● **Supplied passage**
Start of Block

The role of Arab intellectuals between the Ottoman Empire and the Mandate: the case of the Zu’aytir family (1872-1939)
Keywords:
Palestine, 19th-20th centuries, Nationalism, Akram Zu’aytir, ‘Adil Zu’aytirSynopsis

Publisher: UniorPress
Series: Dissertationes
ISSN: 1723-8226
Pages: 180
Language: Italian
Abstract: By following the vicissitudes of the Zu’aytir family, the book covers a crucial phase of Palestinian history: the passage from the Ottoman epoch to the period of the British Mandate. By concentrating on the figure of Sheik ‘Umar (1872-1924) and his two sons ‘Adil (1897-1957) and Akram (1909-1996), the book illustrates a particularly representative historical-political period, if not of the whole of Palestinian society, at least of a significant part of it, the ‘middle class’. Although he did not belong to the class of the notables, Sheik ‘Umar – nominated ra‘is al-baladiyya of Nablus, a post reserved, until then, to members of the illustrious families – he managed to insert himself into the webs of power thanks to the support of several family coalitions. His elder son ‘Adil who graduated in jurisprudence from the Sorbonne, took part in some of the first associations of the national press and in 1945 he left the practice of law to devote himself to translations (from Montesquieu to Rousseau, from G. Le Bon to certain European Oriental scholars). His younger son Akram founded in 1931 al-Istiqlal, considered the first Palestinian political party, placing the national question, in the sense of panarabism, at the centre of his public life. For the Zu‘aytirs, as for a large part of the generation of intellectuals and political men of the thirties, the Palestinian question was first and foremost an Arab question. Within this perspective the history of the Zu’aytir family – reconstructed thanks to the diaries of Akram Zu’aytir and to the memoirs of other contemporary political leaders as well as to British documents (PRO) – turns out to be, in itself, representative of the development of nationalism in that it contains in embryonic form the motives that characterize present day Palestinian history with its divisions and disagreements and the endemic dualism that seems to affect the current Palestinian leadership.

End of Block

Page segmentation data

Start of Block

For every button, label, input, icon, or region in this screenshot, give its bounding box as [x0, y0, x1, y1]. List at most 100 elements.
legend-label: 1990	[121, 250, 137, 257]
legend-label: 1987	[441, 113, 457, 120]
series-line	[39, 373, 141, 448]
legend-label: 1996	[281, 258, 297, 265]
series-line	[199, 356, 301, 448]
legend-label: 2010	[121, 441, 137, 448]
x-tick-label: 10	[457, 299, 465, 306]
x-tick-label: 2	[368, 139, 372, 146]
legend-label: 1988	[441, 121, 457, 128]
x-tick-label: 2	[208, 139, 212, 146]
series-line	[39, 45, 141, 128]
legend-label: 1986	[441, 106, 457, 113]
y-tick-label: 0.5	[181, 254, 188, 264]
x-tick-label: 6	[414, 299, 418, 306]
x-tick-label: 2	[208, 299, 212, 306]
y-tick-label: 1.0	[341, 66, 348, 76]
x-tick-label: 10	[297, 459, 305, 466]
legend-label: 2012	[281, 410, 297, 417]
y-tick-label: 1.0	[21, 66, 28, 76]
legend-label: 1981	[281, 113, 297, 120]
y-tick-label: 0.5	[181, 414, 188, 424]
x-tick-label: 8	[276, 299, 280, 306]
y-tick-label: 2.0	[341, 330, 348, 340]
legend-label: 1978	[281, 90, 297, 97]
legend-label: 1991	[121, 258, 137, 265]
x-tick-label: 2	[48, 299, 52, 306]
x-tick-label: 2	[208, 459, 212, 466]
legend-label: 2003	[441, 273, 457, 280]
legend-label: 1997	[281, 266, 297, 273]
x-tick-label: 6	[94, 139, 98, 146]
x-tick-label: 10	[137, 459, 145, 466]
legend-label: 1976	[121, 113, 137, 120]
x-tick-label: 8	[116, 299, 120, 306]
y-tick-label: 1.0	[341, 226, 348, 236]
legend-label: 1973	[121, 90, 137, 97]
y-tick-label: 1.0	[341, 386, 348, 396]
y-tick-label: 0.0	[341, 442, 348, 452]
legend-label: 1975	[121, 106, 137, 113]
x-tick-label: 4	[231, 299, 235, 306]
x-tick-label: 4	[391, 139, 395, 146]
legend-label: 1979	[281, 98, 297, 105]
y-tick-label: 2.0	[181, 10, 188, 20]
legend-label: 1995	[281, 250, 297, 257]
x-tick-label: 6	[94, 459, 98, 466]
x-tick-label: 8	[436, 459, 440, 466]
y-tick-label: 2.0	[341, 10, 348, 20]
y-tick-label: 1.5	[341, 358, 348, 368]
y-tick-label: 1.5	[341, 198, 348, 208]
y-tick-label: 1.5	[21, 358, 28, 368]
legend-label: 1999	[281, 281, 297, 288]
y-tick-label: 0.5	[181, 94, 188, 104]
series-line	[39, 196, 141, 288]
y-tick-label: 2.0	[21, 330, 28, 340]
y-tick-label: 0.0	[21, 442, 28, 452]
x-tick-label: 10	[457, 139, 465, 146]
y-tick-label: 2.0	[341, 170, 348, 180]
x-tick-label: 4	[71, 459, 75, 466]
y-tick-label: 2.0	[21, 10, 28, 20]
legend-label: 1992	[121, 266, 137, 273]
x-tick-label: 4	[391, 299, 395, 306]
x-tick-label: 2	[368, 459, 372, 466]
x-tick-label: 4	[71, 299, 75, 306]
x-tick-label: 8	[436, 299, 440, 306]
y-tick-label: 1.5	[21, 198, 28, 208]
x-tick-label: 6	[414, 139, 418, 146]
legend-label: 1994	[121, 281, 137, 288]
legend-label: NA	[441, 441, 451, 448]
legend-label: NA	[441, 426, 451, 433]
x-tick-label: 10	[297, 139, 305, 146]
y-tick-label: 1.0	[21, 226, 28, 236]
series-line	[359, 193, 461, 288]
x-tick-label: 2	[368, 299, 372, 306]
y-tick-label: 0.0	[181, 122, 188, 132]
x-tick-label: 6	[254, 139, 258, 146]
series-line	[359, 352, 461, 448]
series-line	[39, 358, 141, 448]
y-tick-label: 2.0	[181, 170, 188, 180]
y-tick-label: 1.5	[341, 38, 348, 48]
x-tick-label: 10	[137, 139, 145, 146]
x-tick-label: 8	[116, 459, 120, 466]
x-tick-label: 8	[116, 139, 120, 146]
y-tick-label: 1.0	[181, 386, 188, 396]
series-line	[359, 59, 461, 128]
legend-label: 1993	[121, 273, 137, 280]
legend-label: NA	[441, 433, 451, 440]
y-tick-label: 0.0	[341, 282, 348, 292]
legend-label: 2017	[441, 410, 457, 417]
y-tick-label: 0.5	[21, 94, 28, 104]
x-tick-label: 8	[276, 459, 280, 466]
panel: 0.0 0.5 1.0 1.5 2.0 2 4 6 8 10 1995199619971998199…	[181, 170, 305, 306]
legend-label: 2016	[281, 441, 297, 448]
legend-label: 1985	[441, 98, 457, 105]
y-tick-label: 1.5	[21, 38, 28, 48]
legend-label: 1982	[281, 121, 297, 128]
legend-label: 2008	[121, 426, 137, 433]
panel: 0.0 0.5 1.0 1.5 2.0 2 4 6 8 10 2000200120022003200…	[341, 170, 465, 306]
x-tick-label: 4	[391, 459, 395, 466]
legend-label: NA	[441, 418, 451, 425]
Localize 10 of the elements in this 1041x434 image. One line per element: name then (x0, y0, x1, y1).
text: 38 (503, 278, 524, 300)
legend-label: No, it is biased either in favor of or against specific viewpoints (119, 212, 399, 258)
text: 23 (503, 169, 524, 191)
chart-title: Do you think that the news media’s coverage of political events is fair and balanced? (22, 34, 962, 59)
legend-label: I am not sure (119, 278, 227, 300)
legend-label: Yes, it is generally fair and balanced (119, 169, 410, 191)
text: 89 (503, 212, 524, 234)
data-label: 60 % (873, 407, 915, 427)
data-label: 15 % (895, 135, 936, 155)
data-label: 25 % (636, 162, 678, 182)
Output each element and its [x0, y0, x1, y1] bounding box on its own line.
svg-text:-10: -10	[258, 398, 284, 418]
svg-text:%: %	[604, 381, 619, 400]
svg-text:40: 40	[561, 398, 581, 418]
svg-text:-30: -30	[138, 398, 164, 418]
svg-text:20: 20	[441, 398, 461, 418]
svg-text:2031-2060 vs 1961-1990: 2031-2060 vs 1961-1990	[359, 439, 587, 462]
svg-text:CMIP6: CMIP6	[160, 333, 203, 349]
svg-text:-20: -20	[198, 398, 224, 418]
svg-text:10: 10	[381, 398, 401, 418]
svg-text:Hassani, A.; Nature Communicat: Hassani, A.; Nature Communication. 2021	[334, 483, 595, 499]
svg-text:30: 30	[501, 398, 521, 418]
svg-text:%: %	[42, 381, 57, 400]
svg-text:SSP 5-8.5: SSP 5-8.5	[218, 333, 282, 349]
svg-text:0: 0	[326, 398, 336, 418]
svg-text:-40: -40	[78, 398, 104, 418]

End of Block

● **Problem statement**
According to the book description, what did Akram Zu’aytir found in 1931?

● **Completed exercise**
He founded al-Istiqlal, considered the first Palestinian political party.